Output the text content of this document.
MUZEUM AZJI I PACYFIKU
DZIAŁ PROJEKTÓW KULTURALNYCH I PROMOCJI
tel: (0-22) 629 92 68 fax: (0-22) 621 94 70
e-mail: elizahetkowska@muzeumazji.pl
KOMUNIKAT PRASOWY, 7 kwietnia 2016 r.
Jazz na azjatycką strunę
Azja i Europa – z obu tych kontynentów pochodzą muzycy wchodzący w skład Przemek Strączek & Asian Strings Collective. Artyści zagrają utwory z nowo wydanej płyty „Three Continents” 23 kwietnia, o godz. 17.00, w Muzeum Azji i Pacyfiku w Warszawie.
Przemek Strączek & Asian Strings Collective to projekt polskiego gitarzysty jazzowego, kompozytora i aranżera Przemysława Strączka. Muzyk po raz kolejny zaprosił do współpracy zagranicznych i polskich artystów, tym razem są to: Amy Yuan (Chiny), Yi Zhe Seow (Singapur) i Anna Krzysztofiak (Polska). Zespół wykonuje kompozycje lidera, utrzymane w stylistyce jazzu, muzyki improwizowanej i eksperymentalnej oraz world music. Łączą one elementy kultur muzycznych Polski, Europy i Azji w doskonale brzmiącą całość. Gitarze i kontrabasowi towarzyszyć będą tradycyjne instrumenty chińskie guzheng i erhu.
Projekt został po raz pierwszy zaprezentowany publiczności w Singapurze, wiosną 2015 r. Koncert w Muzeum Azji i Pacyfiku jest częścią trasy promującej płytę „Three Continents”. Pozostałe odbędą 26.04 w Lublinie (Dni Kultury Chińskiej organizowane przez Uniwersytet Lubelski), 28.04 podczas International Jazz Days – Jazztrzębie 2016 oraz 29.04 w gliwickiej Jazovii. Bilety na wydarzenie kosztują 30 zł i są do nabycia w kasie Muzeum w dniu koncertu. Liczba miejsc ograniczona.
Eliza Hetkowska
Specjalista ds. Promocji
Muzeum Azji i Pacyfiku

## What the task asks:
Copy out each record exactly as given, omitting none.

## Reply:
Output the text content of this document.
MUZEUM AZJI I PACYFIKU
DZIAŁ PROJEKTÓW KULTURALNYCH I PROMOCJI
tel: (0-22) 629 92 68 fax: (0-22) 621 94 70
e-mail: elizahetkowska@muzeumazji.pl
KOMUNIKAT PRASOWY, 7 kwietnia 2016 r.
Jazz na azjatycką strunę
Azja i Europa – z obu tych kontynentów pochodzą muzycy wchodzący w skład Przemek Strączek & Asian Strings Collective. Artyści zagrają utwory z nowo wydanej płyty „Three Continents” 23 kwietnia, o godz. 17.00, w Muzeum Azji i Pacyfiku w Warszawie.
Przemek Strączek & Asian Strings Collective to projekt polskiego gitarzysty jazzowego, kompozytora i aranżera Przemysława Strączka. Muzyk po raz kolejny zaprosił do współpracy zagranicznych i polskich artystów, tym razem są to: Amy Yuan (Chiny), Yi Zhe Seow (Singapur) i Anna Krzysztofiak (Polska). Zespół wykonuje kompozycje lidera, utrzymane w stylistyce jazzu, muzyki improwizowanej i eksperymentalnej oraz world music. Łączą one elementy kultur muzycznych Polski, Europy i Azji w doskonale brzmiącą całość. Gitarze i kontrabasowi towarzyszyć będą tradycyjne instrumenty chińskie guzheng i erhu.
Projekt został po raz pierwszy zaprezentowany publiczności w Singapurze, wiosną 2015 r. Koncert w Muzeum Azji i Pacyfiku jest częścią trasy promującej płytę „Three Continents”. Pozostałe odbędą 26.04 w Lublinie (Dni Kultury Chińskiej organizowane przez Uniwersytet Lubelski), 28.04 podczas International Jazz Days – Jazztrzębie 2016 oraz 29.04 w gliwickiej Jazovii. Bilety na wydarzenie kosztują 30 zł i są do nabycia w kasie Muzeum w dniu koncertu. Liczba miejsc ograniczona.
Eliza Hetkowska
Specjalista ds. Promocji
Muzeum Azji i Pacyfiku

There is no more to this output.